▸ Page excerpt
-------

In your opinion, what are the special advantages of tool coatings?

The main focus is clearly on increasing productivity. The higher cutting speeds and feed rates that can be achieved with the aid of new coatings make an important contribution to maintaining competitiveness, especially in high-wage countries. The prolonged service lives of coated tools are another positive effect.

Which role do new materials play when they are being used in various fields of application?

Tool coatings also have a special significance in the machining of new materials. In the automotive sector, for example, these materials can reduce weight, lower fuel consumption or increase crash resistance. Additionally, the aerospace industry is finding more and more applications for nickel-based materials, which are relatively difficult to process. In addition to improvements in tool substrates and geometries, coatings also play a key role here.

What kinds of productivity gains do you consider realistic?

If a new generation of coating is applied to an existing substrate, it must boost productivity by between 20 and 30% compared to its predecessor because users are often unwilling to change their production setup for only minor increases. On rare occasions, a new coating combined with a new cutting material can achieve efficiency increases of up to 50%, but then it is possible to speak of a performance revolution.

What future do you see for coatings in the tool industry? Where is development heading?

Their many advantages make coatings an absolutely key technology. Tool manufacturers are likely to increasingly integrate coating technology into their in-house structures, since they can then develop better adapted coatings. These represent unique selling points on the market and frequently offer higher performance than the available standard coatings. In order to enable toolmakers to develop special coatings for their customers, however, equipment manufacturers will also have to open up their platforms – ideally as part of an open-source strategy.

Which role does the development of tools play?

The technological challenge here lies in dealing with new generations of cutting material substrates. Ceramic materials, for example, offer interesting opportunities beyond carbide, but are sometimes not so easy to coat. In any event, the competition between different PVD and CVD coating technologies will ensure that innovation in tool coatings will most certainly not come to a halt!

Dr. Morstein, thank you for this interview!

-------

Element location data

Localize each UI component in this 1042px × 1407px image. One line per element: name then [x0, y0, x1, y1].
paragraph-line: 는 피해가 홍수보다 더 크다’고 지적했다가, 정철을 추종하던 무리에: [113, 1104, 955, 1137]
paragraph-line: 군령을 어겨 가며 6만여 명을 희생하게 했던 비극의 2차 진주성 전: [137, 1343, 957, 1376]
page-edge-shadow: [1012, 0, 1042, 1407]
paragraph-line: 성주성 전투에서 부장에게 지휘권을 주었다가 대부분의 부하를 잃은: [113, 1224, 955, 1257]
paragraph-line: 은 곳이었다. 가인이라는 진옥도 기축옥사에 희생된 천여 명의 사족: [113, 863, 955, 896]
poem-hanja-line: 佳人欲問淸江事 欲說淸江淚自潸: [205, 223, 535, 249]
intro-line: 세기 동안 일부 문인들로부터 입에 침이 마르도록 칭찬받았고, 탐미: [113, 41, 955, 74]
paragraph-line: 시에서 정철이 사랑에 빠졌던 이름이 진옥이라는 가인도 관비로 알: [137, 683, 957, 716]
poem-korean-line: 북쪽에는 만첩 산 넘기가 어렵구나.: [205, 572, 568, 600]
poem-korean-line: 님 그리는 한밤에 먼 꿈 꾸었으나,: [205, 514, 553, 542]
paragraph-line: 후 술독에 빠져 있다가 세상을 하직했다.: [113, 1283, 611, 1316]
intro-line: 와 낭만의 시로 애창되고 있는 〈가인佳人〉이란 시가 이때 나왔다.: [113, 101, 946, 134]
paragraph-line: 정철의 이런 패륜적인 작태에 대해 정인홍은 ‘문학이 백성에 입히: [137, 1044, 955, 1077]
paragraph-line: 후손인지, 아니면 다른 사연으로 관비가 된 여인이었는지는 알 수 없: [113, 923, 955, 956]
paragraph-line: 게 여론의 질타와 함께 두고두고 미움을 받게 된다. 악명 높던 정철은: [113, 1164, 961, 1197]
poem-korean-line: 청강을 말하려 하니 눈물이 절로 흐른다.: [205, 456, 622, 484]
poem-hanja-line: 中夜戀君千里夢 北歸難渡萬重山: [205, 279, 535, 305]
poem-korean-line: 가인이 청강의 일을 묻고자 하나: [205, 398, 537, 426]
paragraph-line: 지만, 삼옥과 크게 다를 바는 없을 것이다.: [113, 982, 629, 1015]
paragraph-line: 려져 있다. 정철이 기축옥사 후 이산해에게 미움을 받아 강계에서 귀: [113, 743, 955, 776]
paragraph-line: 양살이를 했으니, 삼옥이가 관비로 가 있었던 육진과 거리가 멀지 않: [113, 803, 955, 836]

-------

▸ Goals
1. According to the interview on tool coatings, by how much must a new generation of coating applied to an existing substrate increase productivity over its predecessor?
2. Reproduce word for word the passage of the interview on tool coatings from "What future do" up to and including "of tools play?".

▸ Worked answers
1. By between 20 and 30%.

2.
What future do you see for coatings in the tool industry? Where is development heading?

Their many advantages make coatings an absolutely key technology. Tool manufacturers are likely to increasingly integrate coating technology into their in-house structures, since they can then develop better adapted coatings. These represent unique selling points on the market and frequently offer higher performance than the available standard coatings. In order to enable toolmakers to develop special coatings for their customers, however, equipment manufacturers will also have to open up their platforms – ideally as part of an open-source strategy.

Which role does the development of tools play?